• _Required work_
Skip all pictures; return exactly the lines from the one containing "Type out the text in this image." through the end of the data.

(Source records)
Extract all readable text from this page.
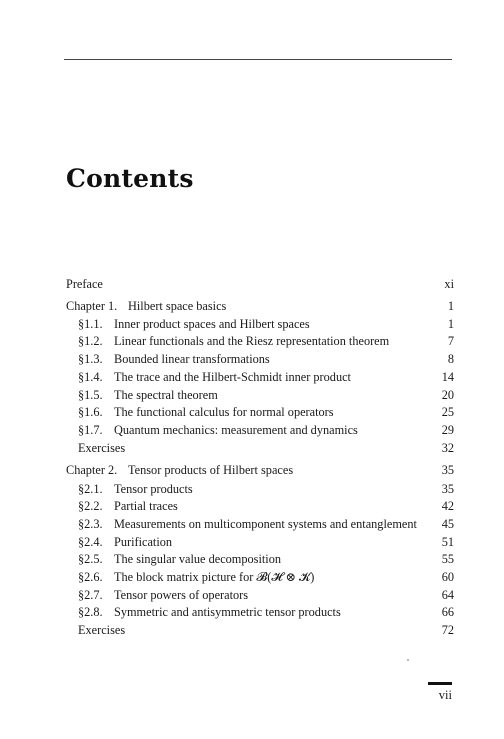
Contents
Preface	xi
Chapter 1. Hilbert space basics	1
§1.1. Inner product spaces and Hilbert spaces	1
§1.2. Linear functionals and the Riesz representation theorem	7
§1.3. Bounded linear transformations	8
§1.4. The trace and the Hilbert-Schmidt inner product	14
§1.5. The spectral theorem	20
§1.6. The functional calculus for normal operators	25
§1.7. Quantum mechanics: measurement and dynamics	29
Exercises	32
Chapter 2. Tensor products of Hilbert spaces	35
§2.1. Tensor products	35
§2.2. Partial traces	42
§2.3. Measurements on multicomponent systems and entanglement 45
§2.4. Purification	51
§2.5. The singular value decomposition	55
§2.6. The block matrix picture for 𝓑(𝓗 ⊗ 𝓚)	60
§2.7. Tensor powers of operators	64
§2.8. Symmetric and antisymmetric tensor products	66
Exercises	72
vii
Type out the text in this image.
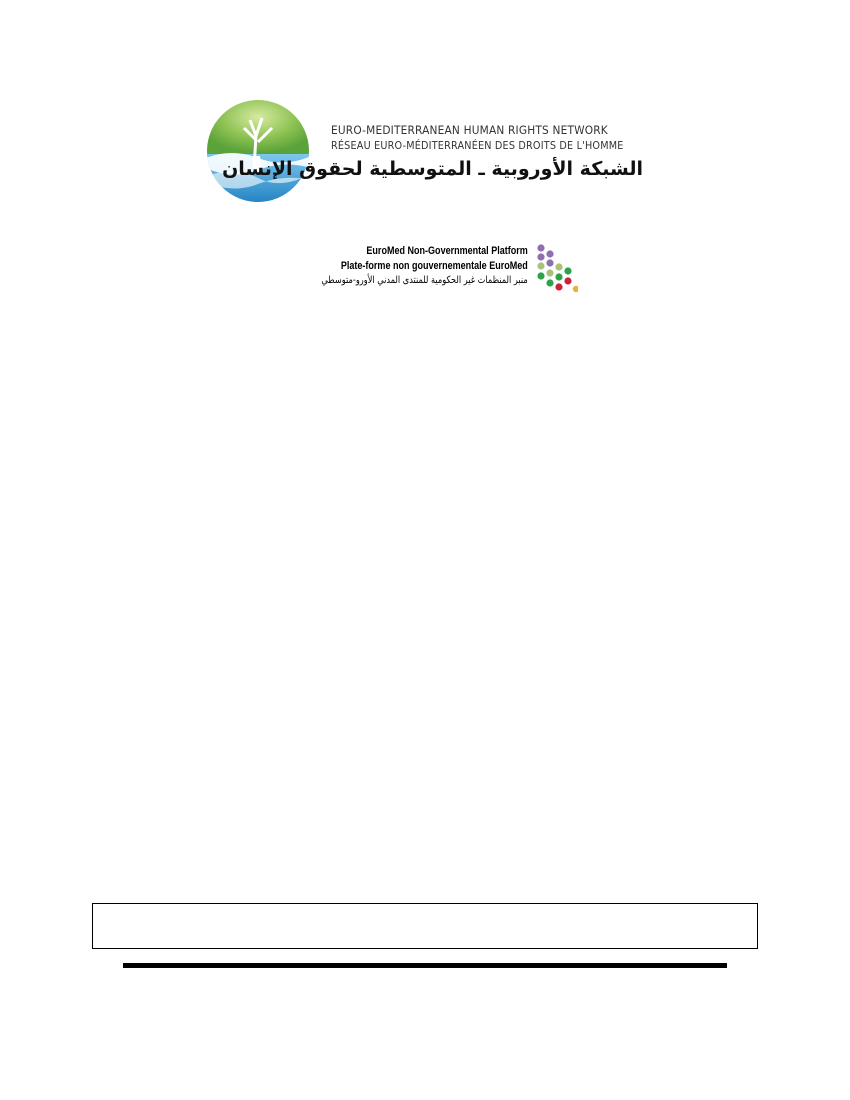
EURO-MEDITERRANEAN HUMAN RIGHTS NETWORK
RÉSEAU EURO-MÉDITERRANÉEN DES DROITS DE L'HOMME
الشبكة الأوروبية ـ المتوسطية لحقوق الإنسان
EuroMed Non-Governmental Platform
Plate-forme non gouvernementale EuroMed
منبر المنظمات غير الحكومية للمنتدى المدني الأورو-متوسطي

• _Full response_
Type out the text in this image.
EURO-MEDITERRANEAN HUMAN RIGHTS NETWORK
RÉSEAU EURO-MÉDITERRANÉEN DES DROITS DE L'HOMME
الشبكة الأوروبية ـ المتوسطية لحقوق الإنسان
EuroMed Non-Governmental Platform
Plate-forme non gouvernementale EuroMed
منبر المنظمات غير الحكومية للمنتدى المدني الأورو-متوسطي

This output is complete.